WHAT THIS TASK INVOLVES: Output all the entries word for word. Omit the pictures.
-- start of DATA PROVIDED --
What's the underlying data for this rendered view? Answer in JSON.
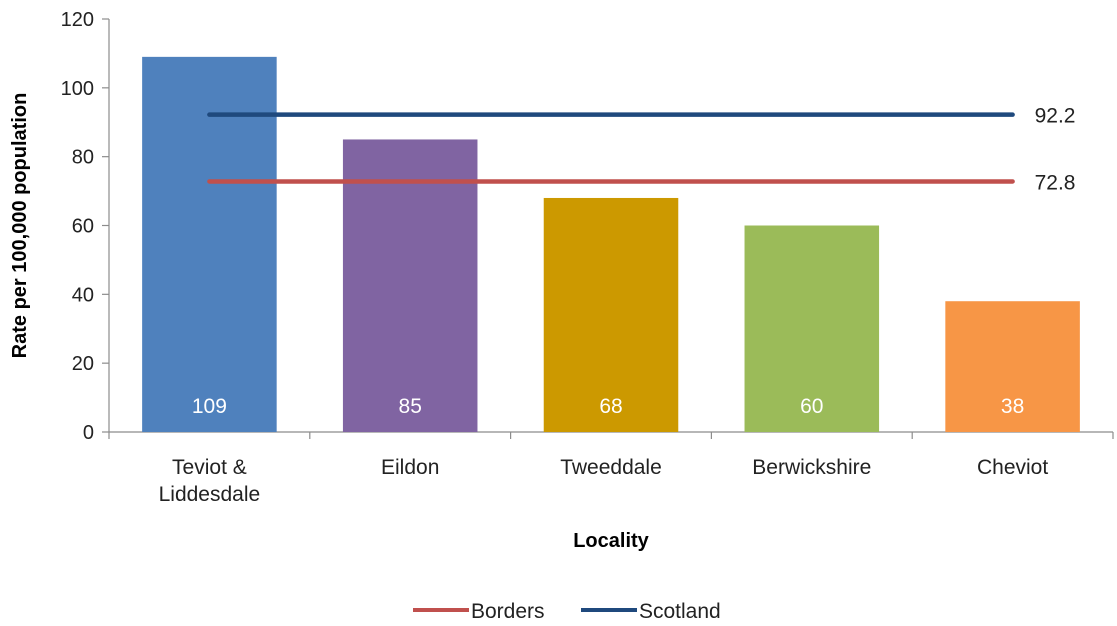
{
  "chart_data": {
    "type": "bar",
    "title": "",
    "xlabel": "Locality",
    "ylabel": "Rate per 100,000 population",
    "ylim": [
      0,
      120
    ],
    "yticks": [
      0,
      20,
      40,
      60,
      80,
      100,
      120
    ],
    "categories": [
      [
        "Teviot &",
        "Liddesdale"
      ],
      [
        "Eildon"
      ],
      [
        "Tweeddale"
      ],
      [
        "Berwickshire"
      ],
      [
        "Cheviot"
      ]
    ],
    "values": [
      109,
      85,
      68,
      60,
      38
    ],
    "data_labels": [
      "109",
      "85",
      "68",
      "60",
      "38"
    ],
    "bar_colors": [
      "#4F81BD",
      "#8064A2",
      "#CC9900",
      "#9BBB59",
      "#F79646"
    ],
    "reference_lines": [
      {
        "name": "Scotland",
        "value": 92.2,
        "label": "92.2",
        "color": "#1F497D"
      },
      {
        "name": "Borders",
        "value": 72.8,
        "label": "72.8",
        "color": "#C0504D"
      }
    ],
    "legend": {
      "position": "bottom",
      "entries": [
        {
          "name": "Borders",
          "color": "#C0504D"
        },
        {
          "name": "Scotland",
          "color": "#1F497D"
        }
      ]
    },
    "grid": false
  }
}
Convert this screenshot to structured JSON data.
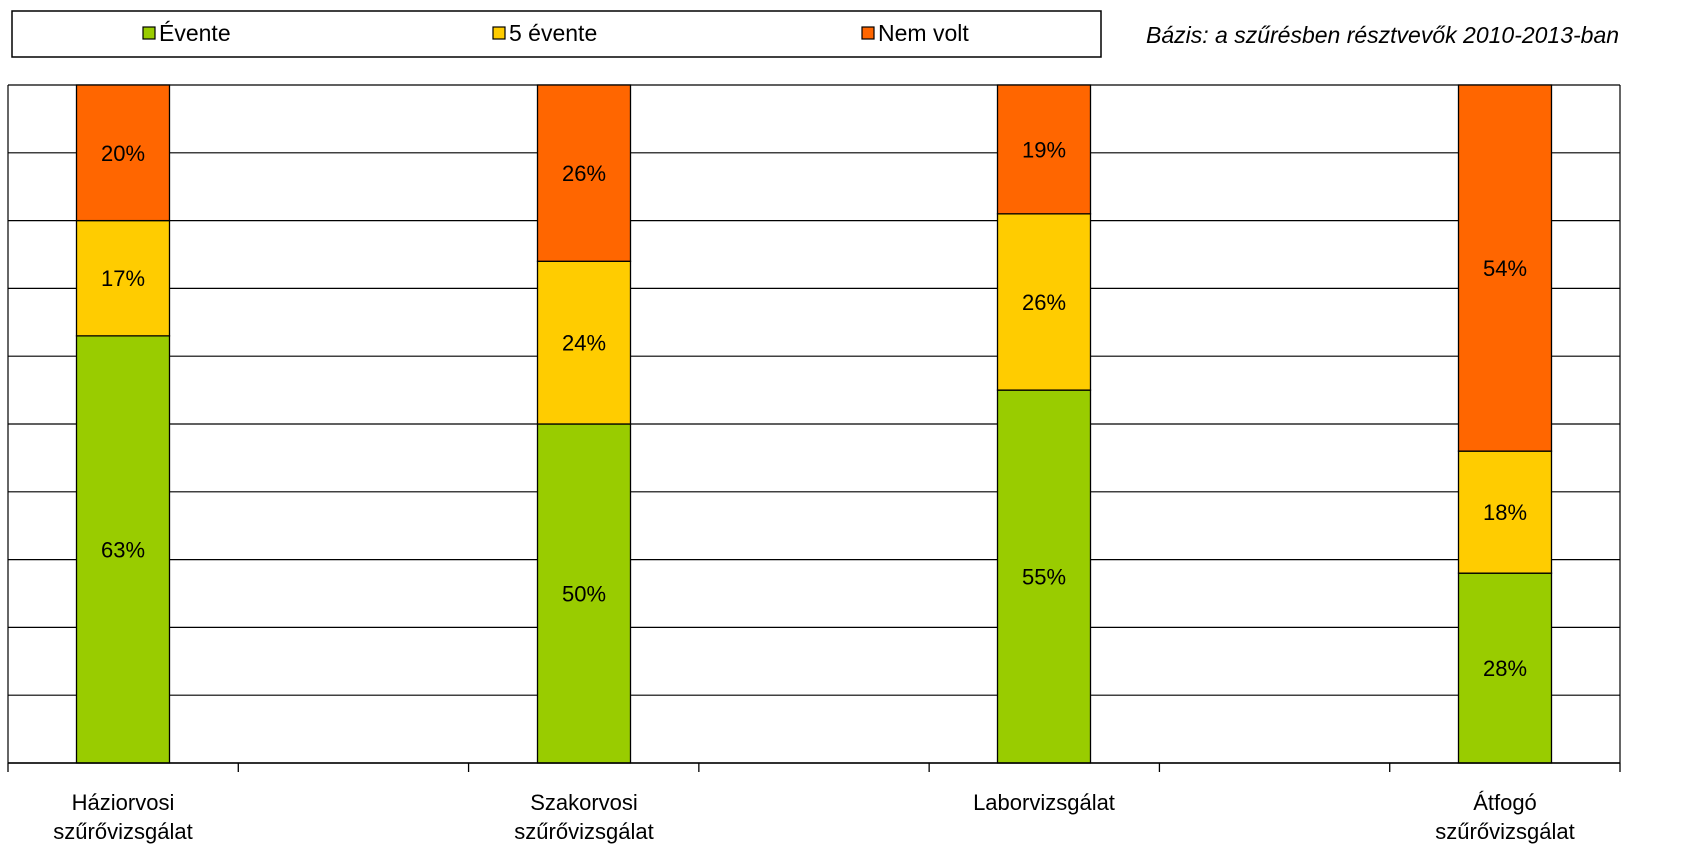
{
  "basis_note": "Bázis: a szűrésben résztvevők 2010-2013-ban",
  "chart_data": {
    "type": "bar",
    "stacked": true,
    "ylim": [
      0,
      100
    ],
    "grid": true,
    "legend_position": "top",
    "categories": [
      [
        "Háziorvosi",
        "szűrővizsgálat"
      ],
      [
        "Szakorvosi",
        "szűrővizsgálat"
      ],
      [
        "Laborvizsgálat"
      ],
      [
        "Átfogó",
        "szűrővizsgálat"
      ]
    ],
    "series": [
      {
        "name": "Évente",
        "color": "#99cc00",
        "values": [
          63,
          50,
          55,
          28
        ],
        "labels": [
          "63%",
          "50%",
          "55%",
          "28%"
        ]
      },
      {
        "name": "5 évente",
        "color": "#ffcc00",
        "values": [
          17,
          24,
          26,
          18
        ],
        "labels": [
          "17%",
          "24%",
          "26%",
          "18%"
        ]
      },
      {
        "name": "Nem volt",
        "color": "#ff6600",
        "values": [
          20,
          26,
          19,
          54
        ],
        "labels": [
          "20%",
          "26%",
          "19%",
          "54%"
        ]
      }
    ]
  }
}
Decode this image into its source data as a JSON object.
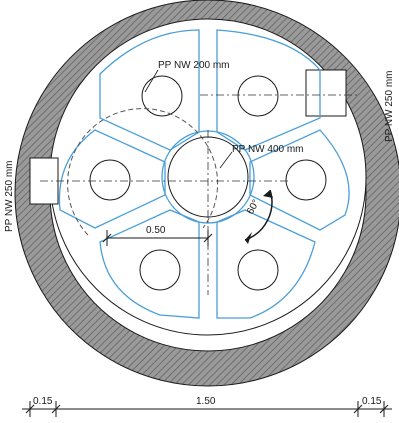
-- end of DATA PROVIDED --
RESPONSE:
What's the underlying data for this rendered view? Answer in JSON.
{
  "chart_data": {
    "type": "bar",
    "title": "",
    "xlabel": "Locality",
    "ylabel": "Rate per 100,000 population",
    "ylim": [
      0,
      120
    ],
    "yticks": [
      0,
      20,
      40,
      60,
      80,
      100,
      120
    ],
    "categories": [
      [
        "Teviot &",
        "Liddesdale"
      ],
      [
        "Eildon"
      ],
      [
        "Tweeddale"
      ],
      [
        "Berwickshire"
      ],
      [
        "Cheviot"
      ]
    ],
    "values": [
      109,
      85,
      68,
      60,
      38
    ],
    "data_labels": [
      "109",
      "85",
      "68",
      "60",
      "38"
    ],
    "bar_colors": [
      "#4F81BD",
      "#8064A2",
      "#CC9900",
      "#9BBB59",
      "#F79646"
    ],
    "reference_lines": [
      {
        "name": "Scotland",
        "value": 92.2,
        "label": "92.2",
        "color": "#1F497D"
      },
      {
        "name": "Borders",
        "value": 72.8,
        "label": "72.8",
        "color": "#C0504D"
      }
    ],
    "legend": {
      "position": "bottom",
      "entries": [
        {
          "name": "Borders",
          "color": "#C0504D"
        },
        {
          "name": "Scotland",
          "color": "#1F497D"
        }
      ]
    },
    "grid": false
  }
}
Convert this screenshot to structured JSON data.
{
  "basis_note": "Bázis: a szűrésben résztvevők 2010-2013-ban",
  "chart_data": {
    "type": "bar",
    "stacked": true,
    "ylim": [
      0,
      100
    ],
    "grid": true,
    "legend_position": "top",
    "categories": [
      [
        "Háziorvosi",
        "szűrővizsgálat"
      ],
      [
        "Szakorvosi",
        "szűrővizsgálat"
      ],
      [
        "Laborvizsgálat"
      ],
      [
        "Átfogó",
        "szűrővizsgálat"
      ]
    ],
    "series": [
      {
        "name": "Évente",
        "color": "#99cc00",
        "values": [
          63,
          50,
          55,
          28
        ],
        "labels": [
          "63%",
          "50%",
          "55%",
          "28%"
        ]
      },
      {
        "name": "5 évente",
        "color": "#ffcc00",
        "values": [
          17,
          24,
          26,
          18
        ],
        "labels": [
          "17%",
          "24%",
          "26%",
          "18%"
        ]
      },
      {
        "name": "Nem volt",
        "color": "#ff6600",
        "values": [
          20,
          26,
          19,
          54
        ],
        "labels": [
          "20%",
          "26%",
          "19%",
          "54%"
        ]
      }
    ]
  }
}
Decode this image into its source data as a JSON object.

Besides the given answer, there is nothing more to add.